## What you are asked to do
Return every entry exactly as written.

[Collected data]

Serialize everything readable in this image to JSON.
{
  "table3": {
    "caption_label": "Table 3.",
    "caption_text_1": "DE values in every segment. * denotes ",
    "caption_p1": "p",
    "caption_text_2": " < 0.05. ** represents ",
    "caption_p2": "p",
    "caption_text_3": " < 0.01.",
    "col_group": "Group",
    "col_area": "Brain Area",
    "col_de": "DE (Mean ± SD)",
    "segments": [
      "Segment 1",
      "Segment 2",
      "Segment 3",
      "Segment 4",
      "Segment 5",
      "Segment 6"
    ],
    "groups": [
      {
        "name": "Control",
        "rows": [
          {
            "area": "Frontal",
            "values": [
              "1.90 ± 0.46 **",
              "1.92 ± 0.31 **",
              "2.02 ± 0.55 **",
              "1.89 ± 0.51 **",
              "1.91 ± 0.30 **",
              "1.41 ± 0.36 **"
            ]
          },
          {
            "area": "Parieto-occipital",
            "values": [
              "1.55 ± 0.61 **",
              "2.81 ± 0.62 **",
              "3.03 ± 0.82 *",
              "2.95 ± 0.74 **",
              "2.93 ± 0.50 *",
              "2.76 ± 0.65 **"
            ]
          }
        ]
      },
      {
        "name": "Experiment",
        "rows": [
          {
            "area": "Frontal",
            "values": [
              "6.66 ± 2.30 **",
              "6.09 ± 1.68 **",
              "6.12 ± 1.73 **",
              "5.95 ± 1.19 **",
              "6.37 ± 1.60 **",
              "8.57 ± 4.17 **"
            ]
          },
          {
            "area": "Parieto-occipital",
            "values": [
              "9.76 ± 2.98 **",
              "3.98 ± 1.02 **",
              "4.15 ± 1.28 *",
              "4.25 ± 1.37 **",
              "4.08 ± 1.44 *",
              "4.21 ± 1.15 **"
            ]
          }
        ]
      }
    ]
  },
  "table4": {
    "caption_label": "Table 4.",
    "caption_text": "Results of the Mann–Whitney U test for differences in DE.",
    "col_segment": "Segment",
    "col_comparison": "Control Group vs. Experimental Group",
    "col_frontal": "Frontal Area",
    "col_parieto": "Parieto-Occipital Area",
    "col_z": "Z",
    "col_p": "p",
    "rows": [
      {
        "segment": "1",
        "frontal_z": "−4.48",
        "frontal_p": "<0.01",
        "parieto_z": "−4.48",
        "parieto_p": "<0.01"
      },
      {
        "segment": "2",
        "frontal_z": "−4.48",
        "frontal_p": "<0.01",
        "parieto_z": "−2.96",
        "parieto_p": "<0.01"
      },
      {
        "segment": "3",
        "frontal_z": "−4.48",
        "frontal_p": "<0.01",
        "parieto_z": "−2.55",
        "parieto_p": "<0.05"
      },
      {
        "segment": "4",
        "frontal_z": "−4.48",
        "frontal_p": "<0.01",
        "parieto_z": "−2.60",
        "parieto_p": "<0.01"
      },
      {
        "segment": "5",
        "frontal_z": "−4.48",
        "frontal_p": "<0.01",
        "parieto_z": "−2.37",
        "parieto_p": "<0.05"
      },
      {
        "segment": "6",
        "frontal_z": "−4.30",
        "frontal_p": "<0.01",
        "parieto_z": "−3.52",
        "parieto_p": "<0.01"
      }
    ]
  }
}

## Written answer
Serialize everything readable in this image to JSON.
{
  "table3": {
    "caption_label": "Table 3.",
    "caption_text_1": "DE values in every segment. * denotes ",
    "caption_p1": "p",
    "caption_text_2": " < 0.05. ** represents ",
    "caption_p2": "p",
    "caption_text_3": " < 0.01.",
    "col_group": "Group",
    "col_area": "Brain Area",
    "col_de": "DE (Mean ± SD)",
    "segments": [
      "Segment 1",
      "Segment 2",
      "Segment 3",
      "Segment 4",
      "Segment 5",
      "Segment 6"
    ],
    "groups": [
      {
        "name": "Control",
        "rows": [
          {
            "area": "Frontal",
            "values": [
              "1.90 ± 0.46 **",
              "1.92 ± 0.31 **",
              "2.02 ± 0.55 **",
              "1.89 ± 0.51 **",
              "1.91 ± 0.30 **",
              "1.41 ± 0.36 **"
            ]
          },
          {
            "area": "Parieto-occipital",
            "values": [
              "1.55 ± 0.61 **",
              "2.81 ± 0.62 **",
              "3.03 ± 0.82 *",
              "2.95 ± 0.74 **",
              "2.93 ± 0.50 *",
              "2.76 ± 0.65 **"
            ]
          }
        ]
      },
      {
        "name": "Experiment",
        "rows": [
          {
            "area": "Frontal",
            "values": [
              "6.66 ± 2.30 **",
              "6.09 ± 1.68 **",
              "6.12 ± 1.73 **",
              "5.95 ± 1.19 **",
              "6.37 ± 1.60 **",
              "8.57 ± 4.17 **"
            ]
          },
          {
            "area": "Parieto-occipital",
            "values": [
              "9.76 ± 2.98 **",
              "3.98 ± 1.02 **",
              "4.15 ± 1.28 *",
              "4.25 ± 1.37 **",
              "4.08 ± 1.44 *",
              "4.21 ± 1.15 **"
            ]
          }
        ]
      }
    ]
  },
  "table4": {
    "caption_label": "Table 4.",
    "caption_text": "Results of the Mann–Whitney U test for differences in DE.",
    "col_segment": "Segment",
    "col_comparison": "Control Group vs. Experimental Group",
    "col_frontal": "Frontal Area",
    "col_parieto": "Parieto-Occipital Area",
    "col_z": "Z",
    "col_p": "p",
    "rows": [
      {
        "segment": "1",
        "frontal_z": "−4.48",
        "frontal_p": "<0.01",
        "parieto_z": "−4.48",
        "parieto_p": "<0.01"
      },
      {
        "segment": "2",
        "frontal_z": "−4.48",
        "frontal_p": "<0.01",
        "parieto_z": "−2.96",
        "parieto_p": "<0.01"
      },
      {
        "segment": "3",
        "frontal_z": "−4.48",
        "frontal_p": "<0.01",
        "parieto_z": "−2.55",
        "parieto_p": "<0.05"
      },
      {
        "segment": "4",
        "frontal_z": "−4.48",
        "frontal_p": "<0.01",
        "parieto_z": "−2.60",
        "parieto_p": "<0.01"
      },
      {
        "segment": "5",
        "frontal_z": "−4.48",
        "frontal_p": "<0.01",
        "parieto_z": "−2.37",
        "parieto_p": "<0.05"
      },
      {
        "segment": "6",
        "frontal_z": "−4.30",
        "frontal_p": "<0.01",
        "parieto_z": "−3.52",
        "parieto_p": "<0.01"
      }
    ]
  }
}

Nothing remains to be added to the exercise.